• [EXERCISE PROMPT]:
Return the lines of the listing below, unchanged, from the line with "data-label: 27.93 — [154, 602, 195, 614]" to the line with "y-tick-label: 100 — [83, 395, 110, 408]", including both of those lines.

• [RECORDED DATA]:
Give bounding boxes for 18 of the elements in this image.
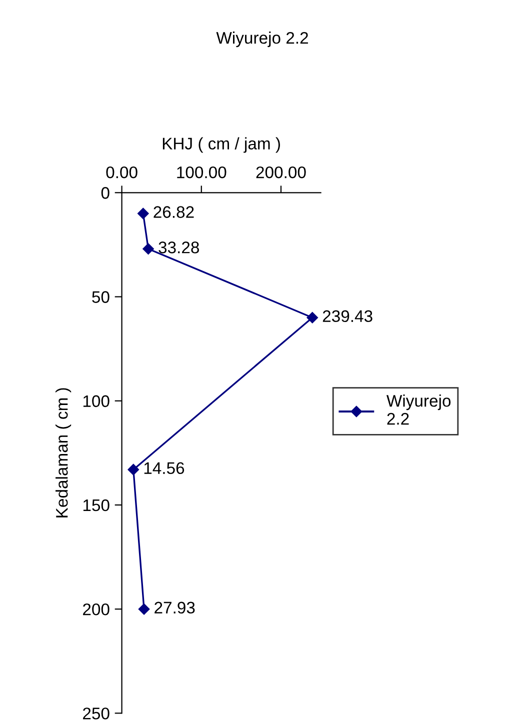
data-label: 27.93 — [154, 602, 195, 614]
y-tick-label: 250 — [83, 708, 110, 720]
x-tick-label: 100.00 — [177, 166, 226, 178]
data-label: 14.56 — [144, 462, 184, 474]
data-label: 239.43 — [322, 310, 372, 322]
legend-label: Wiyurejo 2.2 — [386, 394, 451, 425]
x-axis-title: KHJ ( cm / jam ) — [162, 137, 280, 153]
y-tick-label: 0 — [101, 187, 110, 199]
y-tick-label: 200 — [83, 603, 110, 616]
data-label: 33.28 — [158, 242, 199, 254]
data-label: 26.82 — [154, 206, 194, 218]
y-axis-title: Kedalaman ( cm ) — [56, 388, 72, 518]
x-tick-label: 0.00 — [106, 166, 138, 178]
y-tick-label: 150 — [83, 499, 110, 512]
chart-title: Wiyurejo 2.2 — [216, 32, 308, 48]
y-tick-label: 100 — [83, 395, 110, 408]
y-tick-label: 50 — [92, 291, 110, 303]
x-tick-label: 200.00 — [256, 166, 306, 178]
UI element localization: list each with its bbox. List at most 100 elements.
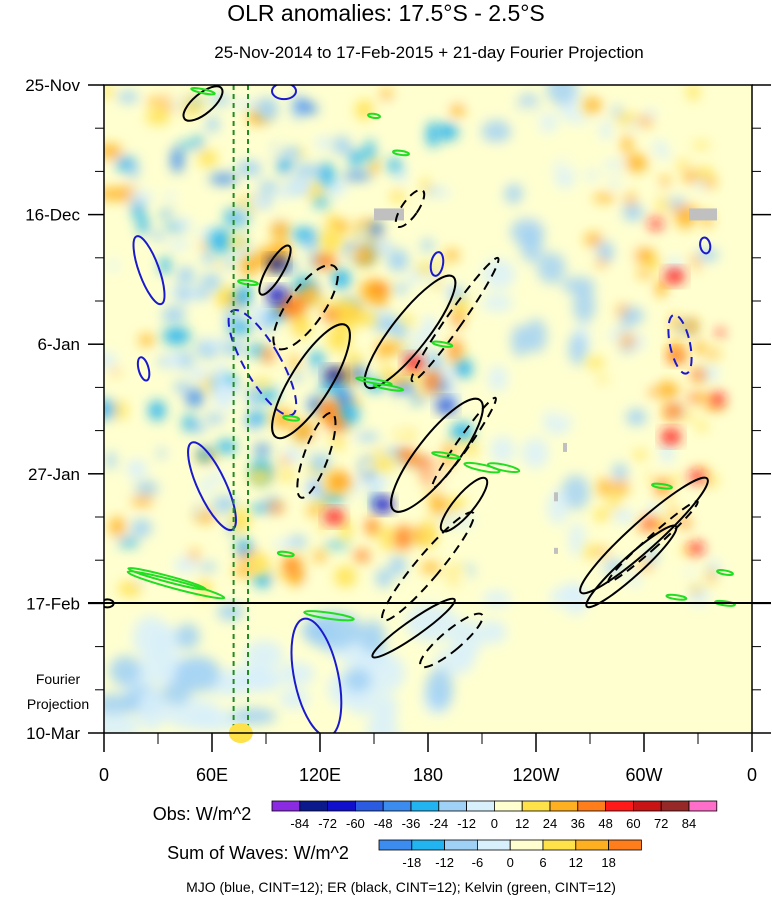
mjo-contour (271, 85, 297, 101)
anomaly-blob (145, 109, 171, 125)
anomaly-blob (490, 436, 515, 464)
colorbar-swatch (633, 800, 662, 812)
colorbar-swatch (542, 839, 577, 851)
anomaly-blob (433, 189, 452, 197)
colorbar-level-label: 0 (507, 855, 514, 870)
anomaly-blob (147, 97, 159, 107)
anomaly-blob (549, 588, 578, 606)
x-tick-label: 120E (299, 765, 341, 785)
anomaly-blob (224, 258, 235, 270)
anomaly-blob (421, 395, 437, 404)
anomaly-blob (538, 113, 558, 133)
anomaly-blob (225, 305, 239, 327)
anomaly-blob (148, 400, 166, 421)
anomaly-blob (306, 215, 325, 229)
anomaly-blob (684, 317, 699, 336)
anomaly-blob (325, 470, 348, 495)
colorbar-swatch (521, 800, 551, 812)
anomaly-blob (426, 121, 439, 148)
anomaly-blob (636, 229, 646, 244)
anomaly-blob (346, 352, 362, 366)
anomaly-blob (193, 502, 204, 519)
anomaly-blob (257, 181, 280, 192)
anomaly-blob (331, 299, 358, 313)
anomaly-blob (217, 603, 244, 621)
mjo-contour (136, 356, 151, 382)
anomaly-blob (600, 250, 615, 261)
anomaly-blob (494, 484, 527, 512)
x-tick-label: 0 (747, 765, 757, 785)
anomaly-blob (104, 352, 117, 368)
anomaly-blob (295, 99, 311, 113)
anomaly-blob (449, 85, 471, 100)
x-tick-label: 60W (625, 765, 662, 785)
anomaly-blob (277, 155, 294, 176)
colorbar-level-label: -24 (429, 816, 448, 831)
kelvin-contour (367, 112, 381, 120)
anomaly-blob (240, 255, 258, 277)
anomaly-blob (320, 228, 343, 253)
anomaly-blob (668, 197, 685, 208)
anomaly-blob (187, 367, 211, 381)
anomaly-blob (202, 251, 215, 265)
anomaly-blobs (481, 85, 602, 616)
kelvin-contour (126, 570, 226, 600)
anomaly-blob (612, 479, 629, 495)
anomaly-blob (375, 568, 392, 588)
anomaly-blob (559, 146, 581, 172)
anomaly-blob (660, 175, 670, 189)
anomaly-blob (117, 537, 140, 547)
kelvin-contour (355, 376, 393, 386)
colorbar-swatch (688, 800, 718, 812)
anomaly-blob (273, 540, 297, 551)
projection-label-line1: Fourier (36, 671, 81, 687)
chart-title: OLR anomalies: 17.5°S - 2.5°S (227, 0, 545, 26)
anomaly-blob (694, 340, 705, 355)
anomaly-blob (358, 456, 373, 478)
anomaly-blob (209, 173, 238, 185)
projection-label-line2: Projection (27, 696, 89, 712)
colorbar-swatch (608, 839, 642, 851)
anomaly-blob (111, 368, 120, 375)
anomaly-blob (213, 261, 224, 268)
anomaly-blob (650, 458, 668, 472)
anomaly-blob (151, 625, 181, 659)
anomaly-blob (126, 459, 148, 479)
anomaly-blob (388, 190, 405, 198)
kelvin-contour (392, 149, 410, 157)
anomaly-blob (306, 506, 322, 516)
er-contour (381, 511, 475, 622)
anomaly-blob (112, 400, 128, 420)
anomaly-blob (259, 388, 277, 403)
anomaly-blob (364, 139, 375, 162)
anomaly-blob (315, 137, 333, 150)
mjo-contour (429, 251, 445, 277)
anomaly-blob (176, 284, 190, 303)
anomaly-blob (655, 278, 668, 297)
obs-colorbar-label: Obs: W/m^2 (153, 804, 251, 824)
anomaly-blob (174, 656, 221, 693)
anomaly-blob (138, 334, 155, 346)
anomaly-blob (624, 276, 645, 293)
anomaly-blob (244, 196, 269, 208)
anomaly-blob (228, 236, 247, 248)
anomaly-blob (276, 294, 307, 319)
anomaly-blob (687, 85, 699, 101)
anomaly-blob (274, 566, 284, 580)
anomaly-blob (369, 158, 379, 176)
anomaly-blob (420, 506, 432, 516)
missing-data-patch (554, 492, 558, 502)
x-tick-label: 0 (99, 765, 109, 785)
anomaly-blob (201, 273, 222, 291)
anomaly-blob (282, 147, 301, 160)
anomaly-blob (573, 288, 596, 324)
anomaly-blob (354, 549, 370, 562)
anomaly-blob (200, 562, 217, 572)
colorbar-level-label: 72 (654, 816, 668, 831)
colorbar-swatch (476, 839, 511, 851)
er-contour (271, 323, 351, 440)
anomaly-blob (645, 108, 656, 119)
anomaly-blob (303, 611, 364, 650)
mjo-contour (132, 235, 166, 306)
anomaly-blob (279, 470, 294, 481)
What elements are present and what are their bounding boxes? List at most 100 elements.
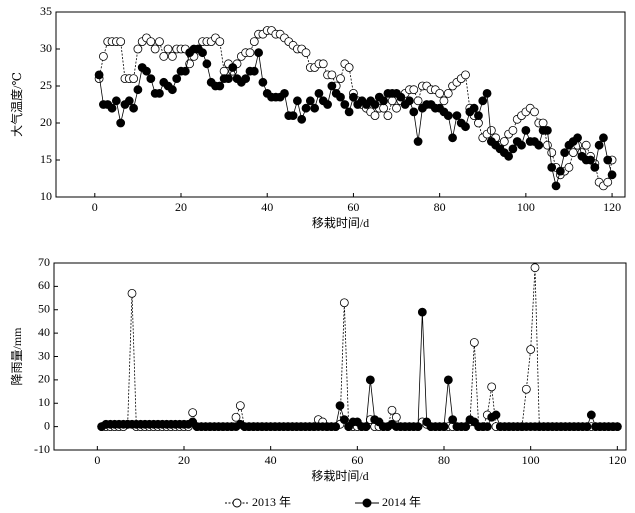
data-point <box>504 151 514 161</box>
data-point <box>133 44 143 54</box>
data-point <box>245 48 255 58</box>
y-tick-label: 30 <box>38 348 50 362</box>
data-point <box>599 133 608 143</box>
x-tick-label: 0 <box>92 200 98 214</box>
data-point <box>155 89 164 98</box>
data-point <box>405 96 414 106</box>
data-point <box>547 162 557 172</box>
data-point <box>603 155 613 165</box>
data-point <box>99 52 108 61</box>
legend-marker <box>362 498 372 508</box>
data-point <box>327 70 337 80</box>
data-point <box>461 70 470 80</box>
data-point <box>215 37 225 46</box>
data-point <box>560 148 570 158</box>
y-tick-label: 30 <box>40 41 52 55</box>
data-point <box>172 74 182 83</box>
data-point <box>474 111 483 120</box>
data-point <box>254 48 263 58</box>
data-point <box>116 118 126 128</box>
data-point <box>336 92 345 102</box>
data-point <box>379 96 389 106</box>
data-point <box>129 103 138 113</box>
data-point <box>318 59 328 69</box>
plot-frame <box>55 11 626 198</box>
x-axis-label: 移栽时间/d <box>311 469 368 483</box>
data-point <box>452 111 462 120</box>
data-point <box>150 44 160 54</box>
data-point <box>568 148 578 158</box>
x-tick-label: 100 <box>522 453 540 467</box>
data-point <box>301 103 311 113</box>
data-point <box>391 412 401 422</box>
data-point <box>555 166 565 176</box>
x-tick-label: 80 <box>438 453 450 467</box>
data-point <box>228 63 238 72</box>
data-point <box>543 125 552 135</box>
y-tick-label: 50 <box>38 302 50 316</box>
y-axis-label: 大气温度/℃ <box>9 72 24 137</box>
data-point <box>469 103 479 113</box>
data-point <box>167 85 177 95</box>
data-point <box>215 81 225 91</box>
data-point <box>443 111 453 120</box>
data-point <box>202 59 212 69</box>
data-point <box>409 107 419 117</box>
data-point <box>482 422 492 432</box>
data-point <box>163 44 173 54</box>
data-point <box>594 140 604 150</box>
x-tick-label: 60 <box>351 453 363 467</box>
data-point <box>370 100 380 109</box>
data-point <box>327 81 337 91</box>
legend-label: 2013 年 <box>252 495 291 509</box>
data-point <box>180 66 190 76</box>
data-point <box>370 111 380 120</box>
data-point <box>547 148 557 158</box>
y-tick-label: 60 <box>38 278 50 292</box>
data-point <box>231 412 241 422</box>
data-point <box>435 89 445 98</box>
x-tick-label: 0 <box>94 453 100 467</box>
y-tick-label: 10 <box>40 189 52 203</box>
data-point <box>387 405 397 415</box>
y-tick-label: 10 <box>38 395 50 409</box>
x-tick-label: 120 <box>608 453 626 467</box>
y-tick-label: 20 <box>38 372 50 386</box>
data-point <box>107 103 117 113</box>
data-point <box>530 107 539 117</box>
series-line <box>101 267 618 428</box>
data-point <box>396 92 406 102</box>
data-point <box>612 422 622 432</box>
data-point <box>521 125 531 135</box>
data-point <box>116 37 126 46</box>
x-tick-label: 20 <box>178 453 190 467</box>
data-point <box>499 137 509 146</box>
data-point <box>155 37 164 46</box>
data-point <box>344 107 354 117</box>
data-point <box>249 37 259 46</box>
data-point <box>224 74 233 83</box>
x-axis-label: 移栽时间/d <box>312 216 369 230</box>
data-point <box>292 96 302 106</box>
data-point <box>448 133 457 143</box>
data-point <box>146 37 156 46</box>
data-point <box>241 74 251 83</box>
data-point <box>387 96 397 106</box>
data-point <box>551 181 561 191</box>
x-tick-label: 20 <box>175 200 187 214</box>
data-point <box>443 89 453 98</box>
data-point <box>383 111 393 120</box>
data-point <box>413 422 423 432</box>
data-point <box>249 66 259 76</box>
data-point <box>461 422 471 432</box>
data-point <box>487 382 497 392</box>
data-point <box>305 96 315 106</box>
data-point <box>409 85 419 95</box>
x-tick-label: 80 <box>434 200 446 214</box>
data-point <box>198 48 207 58</box>
data-point <box>478 96 488 106</box>
series-line <box>101 312 618 428</box>
data-point <box>543 140 552 150</box>
data-point <box>379 103 389 113</box>
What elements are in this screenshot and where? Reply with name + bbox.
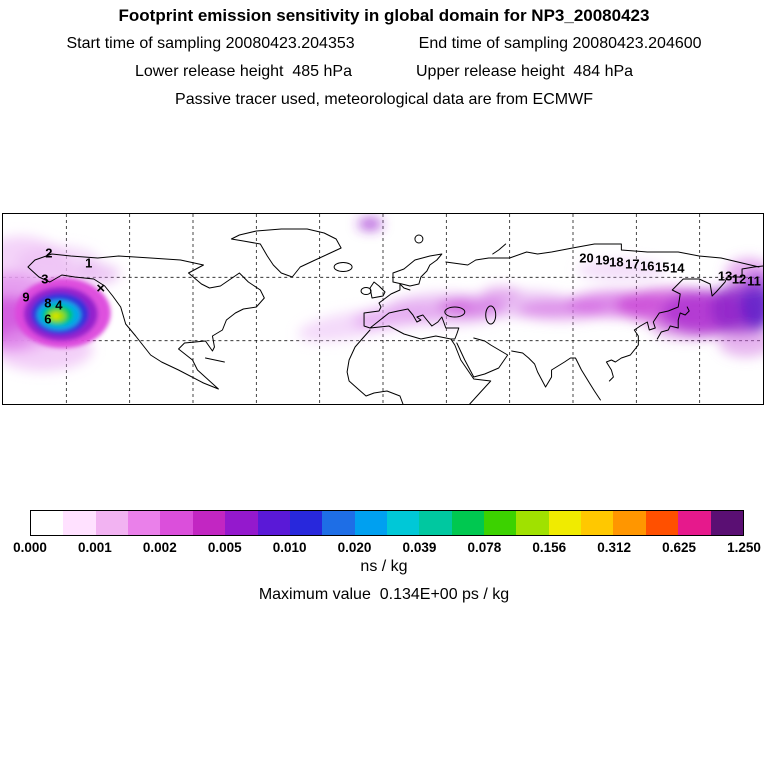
- colorbar-tick-label: 0.312: [597, 540, 632, 555]
- coast-arabia: [456, 337, 509, 378]
- trajectory-marker-15: 15: [655, 259, 669, 274]
- coast-africa-east: [450, 338, 492, 404]
- figure-title: Footprint emission sensitivity in global…: [118, 6, 650, 25]
- colorbar-tick-label: 0.005: [207, 540, 242, 555]
- colorbar-tick-label: 0.039: [402, 540, 437, 555]
- colorbar-tick-label: 0.000: [13, 540, 47, 555]
- colorbar-segment: [192, 511, 226, 535]
- upper-release-text: Upper release height 484 hPa: [416, 63, 634, 80]
- colorbar-ticks: 0.000 0.001 0.002 0.005 0.010 0.020 0.039 0.078…: [13, 540, 761, 558]
- lower-release-text: Lower release height 485 hPa: [134, 63, 352, 80]
- coast-ireland: [360, 287, 372, 295]
- colorbar-tick-label: 0.625: [662, 540, 696, 555]
- colorbar-segment: [678, 511, 711, 535]
- colorbar-tick-label: 0.010: [272, 540, 307, 555]
- colorbar-segment: [581, 511, 614, 535]
- trajectory-marker-20: 20: [579, 250, 593, 265]
- coast-africa-west: [346, 329, 404, 404]
- coast-cuba: [204, 357, 225, 363]
- trajectory-marker-13: 13: [718, 268, 732, 283]
- receptor-marker: ×: [96, 280, 105, 297]
- colorbar-segment: [289, 511, 323, 535]
- map-gridlines: [3, 214, 763, 404]
- coast-greenland: [230, 228, 342, 278]
- end-time-text: End time of sampling 20080423.204600: [418, 35, 702, 52]
- colorbar-tick-label: 0.001: [78, 540, 112, 555]
- colorbar-segment: [451, 511, 485, 535]
- coast-mediterranean: [369, 308, 460, 340]
- colorbar-tick-label: 1.250: [727, 540, 761, 555]
- coast-europe: [363, 283, 411, 329]
- trajectory-marker-6: 6: [44, 311, 51, 326]
- tracer-line: Passive tracer used, meteorological data…: [175, 91, 593, 108]
- trajectory-marker-1: 1: [85, 255, 92, 270]
- colorbar-segment: [31, 511, 64, 535]
- trajectory-marker-2: 2: [45, 245, 52, 260]
- coast-novaya-zemlya: [492, 243, 507, 255]
- colorbar-segment: [322, 511, 355, 535]
- coast-japan: [656, 306, 690, 340]
- colorbar-tick-label: 0.156: [532, 540, 567, 555]
- colorbar-segment: [613, 511, 646, 535]
- coast-india-seasia: [511, 350, 601, 401]
- coast-caspian-sea: [485, 305, 497, 325]
- trajectory-marker-8: 8: [44, 295, 51, 310]
- coast-iceland: [333, 262, 353, 272]
- maximum-value-label: Maximum value 0.134E+00 ps / kg: [258, 586, 510, 603]
- coast-scandinavia: [392, 253, 443, 287]
- colorbar-segment: [160, 511, 193, 535]
- coast-svalbard: [414, 234, 424, 244]
- trajectory-marker-18: 18: [609, 254, 623, 269]
- colorbar-tick-label: 0.078: [467, 540, 502, 555]
- plume-core-swirl: [14, 278, 111, 348]
- colorbar-segment: [63, 511, 96, 535]
- colorbar-units-label: ns / kg: [360, 558, 408, 575]
- coast-china-okhotsk: [605, 265, 763, 382]
- coastlines: [27, 228, 763, 404]
- trajectory-marker-19: 19: [595, 252, 609, 267]
- trajectory-marker-3: 3: [41, 271, 48, 286]
- map-panel: 2 1 3 9 8 4 6 20 19 18 17 16 15 14 13 12 11 ×: [2, 213, 764, 405]
- colorbar-segment: [516, 511, 549, 535]
- trajectory-marker-14: 14: [670, 260, 685, 275]
- coast-russia-connector: [445, 257, 511, 266]
- colorbar-segment: [225, 511, 258, 535]
- colorbar-segment: [645, 511, 679, 535]
- colorbar-tick-label: 0.002: [142, 540, 177, 555]
- trajectory-marker-9: 9: [22, 289, 29, 304]
- coast-uk: [369, 281, 386, 299]
- colorbar-segment: [354, 511, 387, 535]
- start-time-text: Start time of sampling 20080423.204353: [66, 35, 355, 52]
- trajectory-marker-16: 16: [640, 258, 654, 273]
- colorbar-segment: [386, 511, 420, 535]
- colorbar-segment: [257, 511, 290, 535]
- colorbar-segment: [128, 511, 161, 535]
- colorbar-segment: [710, 511, 743, 535]
- colorbar-segment: [548, 511, 582, 535]
- colorbar: 0.000 0.001 0.002 0.005 0.010 0.020 0.039 0.078…: [13, 510, 761, 555]
- figure-header: Footprint emission sensitivity in global…: [0, 6, 768, 119]
- coast-asia-arctic: [509, 243, 760, 268]
- sampling-times-line: Start time of sampling 20080423.204353 E…: [0, 35, 768, 53]
- trajectory-marker-17: 17: [625, 256, 639, 271]
- trajectory-marker-4: 4: [55, 297, 63, 312]
- colorbar-segment: [419, 511, 452, 535]
- trajectory-marker-12: 12: [732, 271, 746, 286]
- colorbar-segments: [30, 510, 744, 536]
- coast-north-america: [27, 253, 265, 390]
- colorbar-tick-label: 0.020: [337, 540, 372, 555]
- release-heights-line: Lower release height 485 hPa Upper relea…: [0, 63, 768, 81]
- colorbar-segment: [484, 511, 517, 535]
- coast-black-sea: [444, 306, 466, 318]
- trajectory-marker-11: 11: [747, 273, 761, 288]
- colorbar-segment: [95, 511, 129, 535]
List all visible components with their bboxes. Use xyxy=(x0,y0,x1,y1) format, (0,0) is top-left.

• [ANSWER IN FULL]:
data-label: 27.93 — [154, 602, 195, 614]
y-tick-label: 250 — [83, 708, 110, 720]
x-tick-label: 100.00 — [177, 166, 226, 178]
data-label: 14.56 — [144, 462, 184, 474]
data-label: 239.43 — [322, 310, 372, 322]
legend-label: Wiyurejo 2.2 — [386, 394, 451, 425]
x-axis-title: KHJ ( cm / jam ) — [162, 137, 280, 153]
y-tick-label: 0 — [101, 187, 110, 199]
y-tick-label: 200 — [83, 603, 110, 616]
data-label: 33.28 — [158, 242, 199, 254]
data-label: 26.82 — [154, 206, 194, 218]
y-axis-title: Kedalaman ( cm ) — [56, 388, 72, 518]
x-tick-label: 0.00 — [106, 166, 138, 178]
y-tick-label: 150 — [83, 499, 110, 512]
chart-title: Wiyurejo 2.2 — [216, 32, 308, 48]
y-tick-label: 100 — [83, 395, 110, 408]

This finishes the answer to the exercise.